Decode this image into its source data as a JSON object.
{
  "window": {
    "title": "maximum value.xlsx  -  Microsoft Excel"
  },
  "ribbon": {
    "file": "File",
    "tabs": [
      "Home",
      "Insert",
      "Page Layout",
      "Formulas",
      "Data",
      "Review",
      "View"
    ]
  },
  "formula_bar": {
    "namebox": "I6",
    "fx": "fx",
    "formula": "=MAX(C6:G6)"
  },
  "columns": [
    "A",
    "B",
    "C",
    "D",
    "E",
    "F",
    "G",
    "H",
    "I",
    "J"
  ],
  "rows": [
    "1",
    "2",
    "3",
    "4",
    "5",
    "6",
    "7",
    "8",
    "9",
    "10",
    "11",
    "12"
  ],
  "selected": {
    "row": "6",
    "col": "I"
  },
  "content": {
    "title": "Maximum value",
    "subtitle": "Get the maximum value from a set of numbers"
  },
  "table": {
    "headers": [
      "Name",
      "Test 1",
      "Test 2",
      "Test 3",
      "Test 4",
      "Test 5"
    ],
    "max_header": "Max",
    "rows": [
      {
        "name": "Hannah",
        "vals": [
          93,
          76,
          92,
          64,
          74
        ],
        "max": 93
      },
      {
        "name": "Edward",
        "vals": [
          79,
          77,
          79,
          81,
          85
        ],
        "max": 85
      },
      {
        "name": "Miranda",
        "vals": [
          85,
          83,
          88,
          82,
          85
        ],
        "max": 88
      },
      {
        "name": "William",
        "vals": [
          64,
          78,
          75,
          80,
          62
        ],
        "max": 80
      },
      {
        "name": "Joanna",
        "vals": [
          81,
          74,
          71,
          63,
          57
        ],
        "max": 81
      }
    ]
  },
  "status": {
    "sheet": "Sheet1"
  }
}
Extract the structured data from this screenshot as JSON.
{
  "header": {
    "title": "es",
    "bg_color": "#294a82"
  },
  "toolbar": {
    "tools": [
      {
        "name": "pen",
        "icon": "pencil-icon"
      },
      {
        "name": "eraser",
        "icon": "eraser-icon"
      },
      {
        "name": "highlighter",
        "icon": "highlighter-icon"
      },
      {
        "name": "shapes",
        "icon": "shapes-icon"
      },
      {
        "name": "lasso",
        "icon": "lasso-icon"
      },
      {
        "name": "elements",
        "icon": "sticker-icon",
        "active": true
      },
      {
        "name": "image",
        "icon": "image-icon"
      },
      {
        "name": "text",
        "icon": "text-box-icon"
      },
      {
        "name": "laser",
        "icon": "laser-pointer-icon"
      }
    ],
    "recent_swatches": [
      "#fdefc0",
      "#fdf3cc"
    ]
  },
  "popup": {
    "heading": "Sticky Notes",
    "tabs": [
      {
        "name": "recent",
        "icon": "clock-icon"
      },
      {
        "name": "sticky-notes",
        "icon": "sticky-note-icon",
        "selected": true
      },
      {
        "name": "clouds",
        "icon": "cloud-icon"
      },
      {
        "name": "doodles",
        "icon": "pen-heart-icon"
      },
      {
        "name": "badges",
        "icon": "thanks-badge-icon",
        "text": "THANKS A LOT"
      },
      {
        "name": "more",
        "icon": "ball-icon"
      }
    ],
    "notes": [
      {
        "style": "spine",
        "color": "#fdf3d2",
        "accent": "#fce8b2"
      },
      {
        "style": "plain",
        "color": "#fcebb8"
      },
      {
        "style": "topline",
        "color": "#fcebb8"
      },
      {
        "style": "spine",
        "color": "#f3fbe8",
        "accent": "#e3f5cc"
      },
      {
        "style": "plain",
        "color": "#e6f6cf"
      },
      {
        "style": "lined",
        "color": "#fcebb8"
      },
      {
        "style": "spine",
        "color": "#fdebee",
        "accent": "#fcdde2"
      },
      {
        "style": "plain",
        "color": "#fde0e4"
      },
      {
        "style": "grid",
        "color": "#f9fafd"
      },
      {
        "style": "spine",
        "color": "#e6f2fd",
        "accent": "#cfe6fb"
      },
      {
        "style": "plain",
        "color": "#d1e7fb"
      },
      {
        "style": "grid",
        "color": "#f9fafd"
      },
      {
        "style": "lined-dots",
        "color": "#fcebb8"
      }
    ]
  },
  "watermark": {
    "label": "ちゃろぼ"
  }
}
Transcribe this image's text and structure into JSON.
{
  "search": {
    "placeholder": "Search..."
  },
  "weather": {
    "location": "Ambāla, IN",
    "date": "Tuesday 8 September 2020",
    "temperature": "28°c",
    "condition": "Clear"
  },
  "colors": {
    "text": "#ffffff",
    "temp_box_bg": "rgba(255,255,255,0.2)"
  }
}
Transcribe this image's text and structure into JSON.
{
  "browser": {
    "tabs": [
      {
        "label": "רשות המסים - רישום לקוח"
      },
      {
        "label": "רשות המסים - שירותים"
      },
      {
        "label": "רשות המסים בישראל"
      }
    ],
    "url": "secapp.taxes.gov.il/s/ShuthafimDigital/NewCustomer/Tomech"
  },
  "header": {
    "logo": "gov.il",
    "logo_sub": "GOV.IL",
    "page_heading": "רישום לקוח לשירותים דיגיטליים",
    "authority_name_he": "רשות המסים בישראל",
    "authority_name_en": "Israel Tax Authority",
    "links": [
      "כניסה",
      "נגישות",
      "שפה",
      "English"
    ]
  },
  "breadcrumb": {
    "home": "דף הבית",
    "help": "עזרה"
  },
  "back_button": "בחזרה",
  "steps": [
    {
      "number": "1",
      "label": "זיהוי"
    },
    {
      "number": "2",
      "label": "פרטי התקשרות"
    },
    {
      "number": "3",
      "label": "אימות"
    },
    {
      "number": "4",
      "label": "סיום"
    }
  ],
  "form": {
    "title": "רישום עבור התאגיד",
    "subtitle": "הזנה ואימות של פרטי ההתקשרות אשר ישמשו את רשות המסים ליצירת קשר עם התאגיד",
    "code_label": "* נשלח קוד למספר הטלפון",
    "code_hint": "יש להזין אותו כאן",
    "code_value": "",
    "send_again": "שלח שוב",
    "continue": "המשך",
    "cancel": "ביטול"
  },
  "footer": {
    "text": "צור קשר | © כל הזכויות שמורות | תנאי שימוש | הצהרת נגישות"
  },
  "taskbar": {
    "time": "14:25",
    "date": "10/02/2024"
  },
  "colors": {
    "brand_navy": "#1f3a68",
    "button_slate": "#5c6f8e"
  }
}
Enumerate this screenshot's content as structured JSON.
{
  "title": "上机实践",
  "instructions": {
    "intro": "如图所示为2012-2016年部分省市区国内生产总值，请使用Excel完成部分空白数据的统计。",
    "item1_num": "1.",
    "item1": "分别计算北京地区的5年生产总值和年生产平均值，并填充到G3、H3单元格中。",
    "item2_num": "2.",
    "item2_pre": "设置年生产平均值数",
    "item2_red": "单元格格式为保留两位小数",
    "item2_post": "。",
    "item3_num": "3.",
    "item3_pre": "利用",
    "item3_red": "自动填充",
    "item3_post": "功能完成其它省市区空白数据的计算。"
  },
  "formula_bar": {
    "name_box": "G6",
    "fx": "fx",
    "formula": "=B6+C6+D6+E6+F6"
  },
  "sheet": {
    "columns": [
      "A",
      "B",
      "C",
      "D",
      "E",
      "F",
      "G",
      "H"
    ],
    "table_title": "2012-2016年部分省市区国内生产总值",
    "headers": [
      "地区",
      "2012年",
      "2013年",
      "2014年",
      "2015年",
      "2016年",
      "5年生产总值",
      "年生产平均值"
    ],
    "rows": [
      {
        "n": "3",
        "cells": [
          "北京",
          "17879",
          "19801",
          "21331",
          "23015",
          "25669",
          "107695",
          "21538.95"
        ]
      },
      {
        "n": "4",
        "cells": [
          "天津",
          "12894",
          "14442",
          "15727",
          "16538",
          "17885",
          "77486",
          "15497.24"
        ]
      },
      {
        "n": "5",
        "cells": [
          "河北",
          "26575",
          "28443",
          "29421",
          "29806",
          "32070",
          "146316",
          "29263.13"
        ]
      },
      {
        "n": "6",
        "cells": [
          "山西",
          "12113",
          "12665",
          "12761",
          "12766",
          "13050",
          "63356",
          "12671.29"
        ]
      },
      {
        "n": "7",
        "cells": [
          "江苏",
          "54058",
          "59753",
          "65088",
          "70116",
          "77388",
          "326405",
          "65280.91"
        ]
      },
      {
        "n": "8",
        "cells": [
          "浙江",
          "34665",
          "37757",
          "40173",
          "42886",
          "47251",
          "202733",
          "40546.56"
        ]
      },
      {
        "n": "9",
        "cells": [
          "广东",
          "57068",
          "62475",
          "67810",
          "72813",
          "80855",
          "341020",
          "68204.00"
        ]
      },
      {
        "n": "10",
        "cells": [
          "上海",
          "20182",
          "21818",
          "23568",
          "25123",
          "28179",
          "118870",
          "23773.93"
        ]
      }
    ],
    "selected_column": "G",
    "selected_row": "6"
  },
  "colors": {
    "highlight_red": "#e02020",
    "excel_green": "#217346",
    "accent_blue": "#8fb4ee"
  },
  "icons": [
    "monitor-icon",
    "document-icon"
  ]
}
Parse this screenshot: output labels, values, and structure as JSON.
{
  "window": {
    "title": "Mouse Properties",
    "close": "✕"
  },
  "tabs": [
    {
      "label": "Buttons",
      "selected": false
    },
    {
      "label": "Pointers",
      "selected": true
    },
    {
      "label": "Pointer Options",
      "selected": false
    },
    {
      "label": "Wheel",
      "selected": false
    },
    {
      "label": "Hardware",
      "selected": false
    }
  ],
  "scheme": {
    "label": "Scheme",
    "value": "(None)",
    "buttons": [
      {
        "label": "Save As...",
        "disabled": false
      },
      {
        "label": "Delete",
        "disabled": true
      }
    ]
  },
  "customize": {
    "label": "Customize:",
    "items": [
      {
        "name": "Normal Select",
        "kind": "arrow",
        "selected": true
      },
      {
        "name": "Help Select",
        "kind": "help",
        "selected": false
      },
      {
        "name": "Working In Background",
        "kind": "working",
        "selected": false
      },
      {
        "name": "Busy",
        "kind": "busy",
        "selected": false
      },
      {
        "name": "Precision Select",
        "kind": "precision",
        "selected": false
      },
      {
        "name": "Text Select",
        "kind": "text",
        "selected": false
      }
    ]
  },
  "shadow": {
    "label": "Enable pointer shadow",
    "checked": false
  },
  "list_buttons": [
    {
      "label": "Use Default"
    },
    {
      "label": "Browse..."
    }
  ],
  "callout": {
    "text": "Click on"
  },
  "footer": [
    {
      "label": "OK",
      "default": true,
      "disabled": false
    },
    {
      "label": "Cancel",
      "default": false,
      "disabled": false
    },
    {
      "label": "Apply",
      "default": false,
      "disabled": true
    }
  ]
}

──────────────────────────────

(TASK TO CARRY OUT) List the lines of the material in which the word "התאגיד" occurs.

(FULL RESPONSE)
    "title": "רישום עבור התאגיד",
    "subtitle": "הזנה ואימות של פרטי ההתקשרות אשר ישמשו את רשות המסים ליצירת קשר עם התאגיד",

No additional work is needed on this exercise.